**Written request:**
Please copy the lines of the data below word for word, starting at the line that contains "volume-excavation-label: V. excavation" and ending after the line that contains "volume-excess-label: V. excess".

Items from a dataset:
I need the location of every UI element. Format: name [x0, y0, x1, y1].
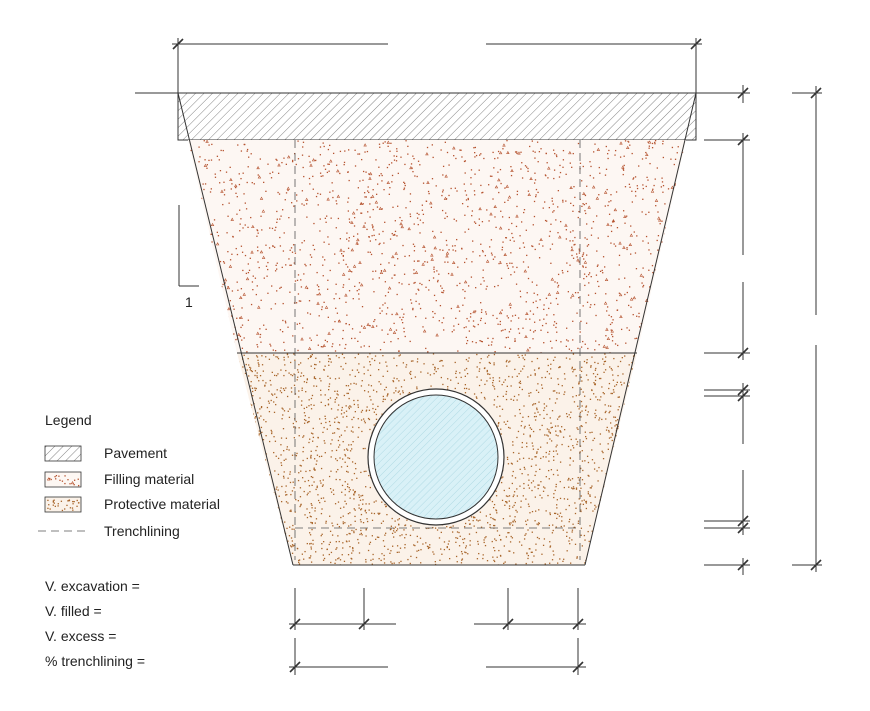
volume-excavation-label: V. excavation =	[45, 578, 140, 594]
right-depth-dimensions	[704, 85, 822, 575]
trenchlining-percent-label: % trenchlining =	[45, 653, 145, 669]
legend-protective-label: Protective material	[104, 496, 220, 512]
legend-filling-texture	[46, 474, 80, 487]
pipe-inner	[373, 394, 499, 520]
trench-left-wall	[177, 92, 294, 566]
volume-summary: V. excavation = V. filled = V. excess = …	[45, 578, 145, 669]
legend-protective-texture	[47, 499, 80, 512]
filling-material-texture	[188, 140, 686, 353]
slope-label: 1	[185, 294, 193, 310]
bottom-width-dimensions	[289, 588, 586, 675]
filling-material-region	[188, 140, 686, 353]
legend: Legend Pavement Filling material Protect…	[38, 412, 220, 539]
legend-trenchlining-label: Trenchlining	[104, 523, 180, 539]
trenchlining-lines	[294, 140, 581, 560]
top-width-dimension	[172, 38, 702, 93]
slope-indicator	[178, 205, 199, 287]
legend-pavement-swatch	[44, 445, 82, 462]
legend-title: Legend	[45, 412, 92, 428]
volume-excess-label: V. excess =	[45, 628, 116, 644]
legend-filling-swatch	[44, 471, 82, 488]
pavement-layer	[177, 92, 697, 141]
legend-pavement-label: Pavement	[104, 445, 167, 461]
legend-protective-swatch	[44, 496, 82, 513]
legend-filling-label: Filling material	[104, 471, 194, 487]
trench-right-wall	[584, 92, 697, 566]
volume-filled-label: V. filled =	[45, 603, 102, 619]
---
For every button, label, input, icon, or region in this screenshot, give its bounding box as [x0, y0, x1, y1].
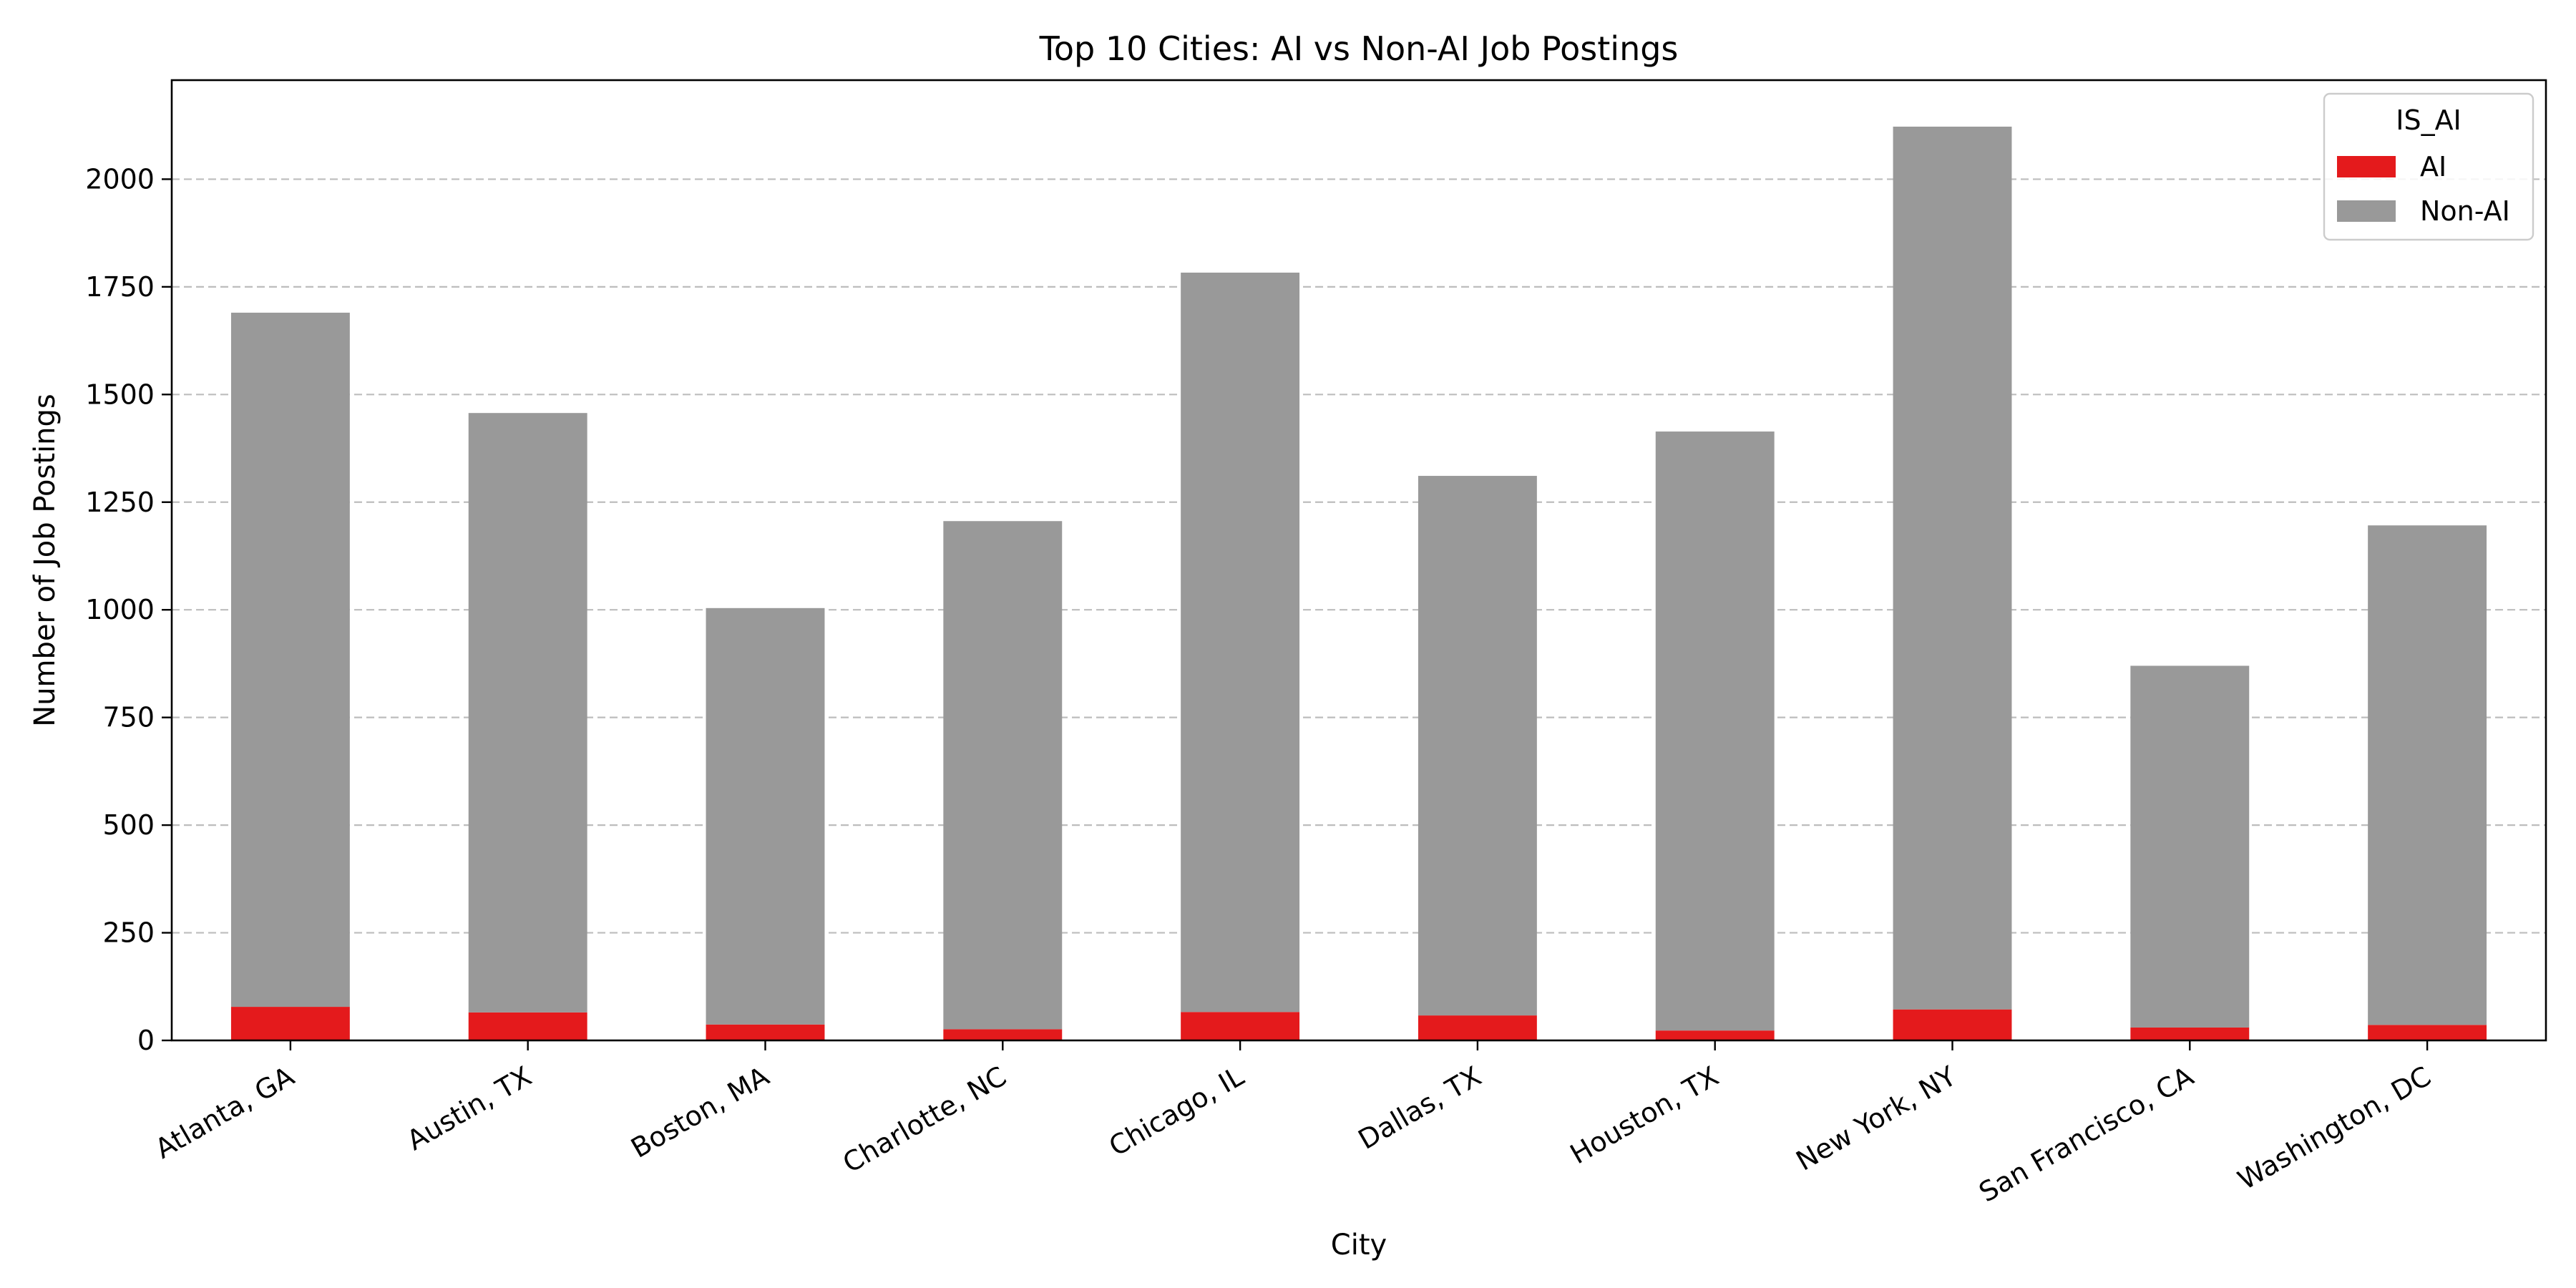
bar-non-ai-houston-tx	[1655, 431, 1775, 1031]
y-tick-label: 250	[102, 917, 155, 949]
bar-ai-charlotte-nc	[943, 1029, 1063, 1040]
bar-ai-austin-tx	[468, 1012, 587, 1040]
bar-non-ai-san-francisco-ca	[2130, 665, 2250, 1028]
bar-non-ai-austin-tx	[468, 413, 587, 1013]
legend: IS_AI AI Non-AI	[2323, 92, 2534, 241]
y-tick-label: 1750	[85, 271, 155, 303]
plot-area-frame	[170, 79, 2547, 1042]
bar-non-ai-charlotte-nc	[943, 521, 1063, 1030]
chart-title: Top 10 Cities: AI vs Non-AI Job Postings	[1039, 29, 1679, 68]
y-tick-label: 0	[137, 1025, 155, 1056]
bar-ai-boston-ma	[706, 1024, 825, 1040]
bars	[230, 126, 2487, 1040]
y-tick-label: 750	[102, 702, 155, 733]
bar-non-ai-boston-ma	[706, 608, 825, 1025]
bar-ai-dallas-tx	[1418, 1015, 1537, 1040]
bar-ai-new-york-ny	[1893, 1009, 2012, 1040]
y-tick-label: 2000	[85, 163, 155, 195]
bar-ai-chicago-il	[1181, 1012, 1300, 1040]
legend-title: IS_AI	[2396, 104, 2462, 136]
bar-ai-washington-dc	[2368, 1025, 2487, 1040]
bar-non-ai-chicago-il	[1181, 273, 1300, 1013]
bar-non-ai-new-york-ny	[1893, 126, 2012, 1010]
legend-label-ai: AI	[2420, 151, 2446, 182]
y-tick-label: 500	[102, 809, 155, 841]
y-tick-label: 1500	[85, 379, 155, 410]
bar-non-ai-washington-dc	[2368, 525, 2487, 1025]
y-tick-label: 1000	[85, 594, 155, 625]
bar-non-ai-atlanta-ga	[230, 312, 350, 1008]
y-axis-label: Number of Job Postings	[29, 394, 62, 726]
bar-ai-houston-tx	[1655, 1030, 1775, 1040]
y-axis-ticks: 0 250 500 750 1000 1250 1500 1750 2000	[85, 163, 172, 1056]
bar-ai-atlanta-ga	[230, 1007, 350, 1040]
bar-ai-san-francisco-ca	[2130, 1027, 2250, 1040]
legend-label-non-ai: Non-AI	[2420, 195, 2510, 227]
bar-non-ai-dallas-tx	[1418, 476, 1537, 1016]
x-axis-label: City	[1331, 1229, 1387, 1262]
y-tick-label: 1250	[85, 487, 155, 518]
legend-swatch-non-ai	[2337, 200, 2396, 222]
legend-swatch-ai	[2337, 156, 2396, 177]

**Solution:**
volume-excavation-label: V. excavation =	[45, 578, 140, 594]
right-depth-dimensions	[704, 85, 822, 575]
trenchlining-percent-label: % trenchlining =	[45, 653, 145, 669]
legend-protective-label: Protective material	[104, 496, 220, 512]
legend-filling-texture	[46, 474, 80, 487]
pipe-inner	[373, 394, 499, 520]
trench-left-wall	[177, 92, 294, 566]
volume-summary: V. excavation = V. filled = V. excess = …	[45, 578, 145, 669]
legend-protective-texture	[47, 499, 80, 512]
filling-material-texture	[188, 140, 686, 353]
slope-label: 1	[185, 294, 193, 310]
bottom-width-dimensions	[289, 588, 586, 675]
filling-material-region	[188, 140, 686, 353]
legend: Legend Pavement Filling material Protect…	[38, 412, 220, 539]
legend-trenchlining-label: Trenchlining	[104, 523, 180, 539]
trenchlining-lines	[294, 140, 581, 560]
top-width-dimension	[172, 38, 702, 93]
slope-indicator	[178, 205, 199, 287]
legend-pavement-swatch	[44, 445, 82, 462]
legend-title: Legend	[45, 412, 92, 428]
volume-excess-label: V. excess =	[45, 628, 116, 644]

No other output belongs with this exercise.